_Entries shown_.
══════

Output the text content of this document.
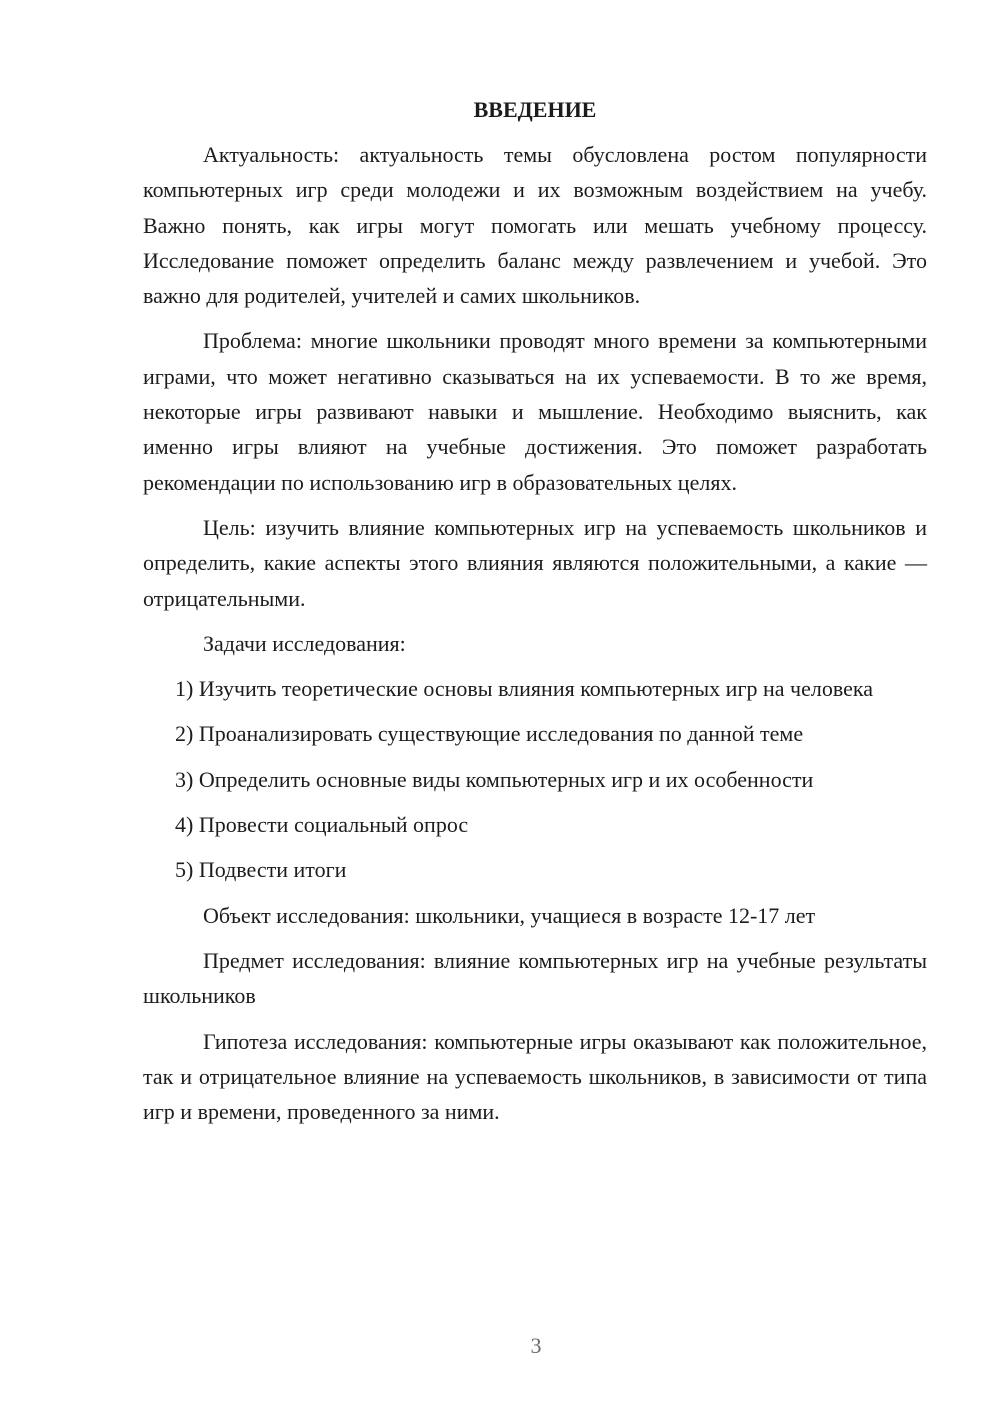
ВВЕДЕНИЕ

Актуальность: актуальность темы обусловлена ростом популярности компьютерных игр среди молодежи и их возможным воздействием на учебу. Важно понять, как игры могут помогать или мешать учебному процессу. Исследование поможет определить баланс между развлечением и учебой. Это важно для родителей, учителей и самих школьников.

Проблема: многие школьники проводят много времени за компьютерными играми, что может негативно сказываться на их успеваемости. В то же время, некоторые игры развивают навыки и мышление. Необходимо выяснить, как именно игры влияют на учебные достижения. Это поможет разработать рекомендации по использованию игр в образовательных целях.

Цель: изучить влияние компьютерных игр на успеваемость школьников и определить, какие аспекты этого влияния являются положительными, а какие — отрицательными.

Задачи исследования:

1) Изучить теоретические основы влияния компьютерных игр на человека

2) Проанализировать существующие исследования по данной теме

3) Определить основные виды компьютерных игр и их особенности

4) Провести социальный опрос

5) Подвести итоги

Объект исследования: школьники, учащиеся в возрасте 12-17 лет

Предмет исследования: влияние компьютерных игр на учебные результаты школьников

Гипотеза исследования: компьютерные игры оказывают как положительное, так и отрицательное влияние на успеваемость школьников, в зависимости от типа игр и времени, проведенного за ними.

3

══════

_Task prompt_. The records above should be reproduced exactly, with no pictures included.

_Result_.
Output the text content of this document.
ВВЕДЕНИЕ

Актуальность: актуальность темы обусловлена ростом популярности компьютерных игр среди молодежи и их возможным воздействием на учебу. Важно понять, как игры могут помогать или мешать учебному процессу. Исследование поможет определить баланс между развлечением и учебой. Это важно для родителей, учителей и самих школьников.

Проблема: многие школьники проводят много времени за компьютерными играми, что может негативно сказываться на их успеваемости. В то же время, некоторые игры развивают навыки и мышление. Необходимо выяснить, как именно игры влияют на учебные достижения. Это поможет разработать рекомендации по использованию игр в образовательных целях.

Цель: изучить влияние компьютерных игр на успеваемость школьников и определить, какие аспекты этого влияния являются положительными, а какие — отрицательными.

Задачи исследования:

1) Изучить теоретические основы влияния компьютерных игр на человека

2) Проанализировать существующие исследования по данной теме

3) Определить основные виды компьютерных игр и их особенности

4) Провести социальный опрос

5) Подвести итоги

Объект исследования: школьники, учащиеся в возрасте 12-17 лет

Предмет исследования: влияние компьютерных игр на учебные результаты школьников

Гипотеза исследования: компьютерные игры оказывают как положительное, так и отрицательное влияние на успеваемость школьников, в зависимости от типа игр и времени, проведенного за ними.

3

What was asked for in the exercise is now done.